Brief: What follows is a set of records; repeat all of them exactly.

Data entries:
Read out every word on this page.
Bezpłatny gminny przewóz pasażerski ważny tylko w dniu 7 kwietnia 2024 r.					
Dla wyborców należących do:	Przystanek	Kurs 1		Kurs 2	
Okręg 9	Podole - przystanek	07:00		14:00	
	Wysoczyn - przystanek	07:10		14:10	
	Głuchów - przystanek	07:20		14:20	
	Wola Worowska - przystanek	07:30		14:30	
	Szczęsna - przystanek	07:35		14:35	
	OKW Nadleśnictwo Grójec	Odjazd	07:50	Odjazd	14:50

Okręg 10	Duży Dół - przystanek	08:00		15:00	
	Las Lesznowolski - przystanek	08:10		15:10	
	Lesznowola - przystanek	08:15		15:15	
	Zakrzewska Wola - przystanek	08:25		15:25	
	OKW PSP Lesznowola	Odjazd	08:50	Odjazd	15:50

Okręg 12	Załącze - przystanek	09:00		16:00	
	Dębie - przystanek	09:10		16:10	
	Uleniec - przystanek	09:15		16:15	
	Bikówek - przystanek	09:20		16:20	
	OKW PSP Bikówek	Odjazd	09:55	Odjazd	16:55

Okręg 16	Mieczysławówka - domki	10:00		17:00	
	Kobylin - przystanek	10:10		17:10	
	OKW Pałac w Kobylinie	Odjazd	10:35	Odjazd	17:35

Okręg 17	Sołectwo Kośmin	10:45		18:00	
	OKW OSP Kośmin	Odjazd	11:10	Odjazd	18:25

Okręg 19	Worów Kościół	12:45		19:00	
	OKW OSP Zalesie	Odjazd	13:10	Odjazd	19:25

Exercise result:
Read out every word on this page.
Bezpłatny gminny przewóz pasażerski ważny tylko w dniu 7 kwietnia 2024 r.					
Dla wyborców należących do:	Przystanek	Kurs 1		Kurs 2	
Okręg 9	Podole - przystanek	07:00		14:00	
	Wysoczyn - przystanek	07:10		14:10	
	Głuchów - przystanek	07:20		14:20	
	Wola Worowska - przystanek	07:30		14:30	
	Szczęsna - przystanek	07:35		14:35	
	OKW Nadleśnictwo Grójec	Odjazd	07:50	Odjazd	14:50

Okręg 10	Duży Dół - przystanek	08:00		15:00	
	Las Lesznowolski - przystanek	08:10		15:10	
	Lesznowola - przystanek	08:15		15:15	
	Zakrzewska Wola - przystanek	08:25		15:25	
	OKW PSP Lesznowola	Odjazd	08:50	Odjazd	15:50

Okręg 12	Załącze - przystanek	09:00		16:00	
	Dębie - przystanek	09:10		16:10	
	Uleniec - przystanek	09:15		16:15	
	Bikówek - przystanek	09:20		16:20	
	OKW PSP Bikówek	Odjazd	09:55	Odjazd	16:55

Okręg 16	Mieczysławówka - domki	10:00		17:00	
	Kobylin - przystanek	10:10		17:10	
	OKW Pałac w Kobylinie	Odjazd	10:35	Odjazd	17:35

Okręg 17	Sołectwo Kośmin	10:45		18:00	
	OKW OSP Kośmin	Odjazd	11:10	Odjazd	18:25

Okręg 19	Worów Kościół	12:45		19:00	
	OKW OSP Zalesie	Odjazd	13:10	Odjazd	19:25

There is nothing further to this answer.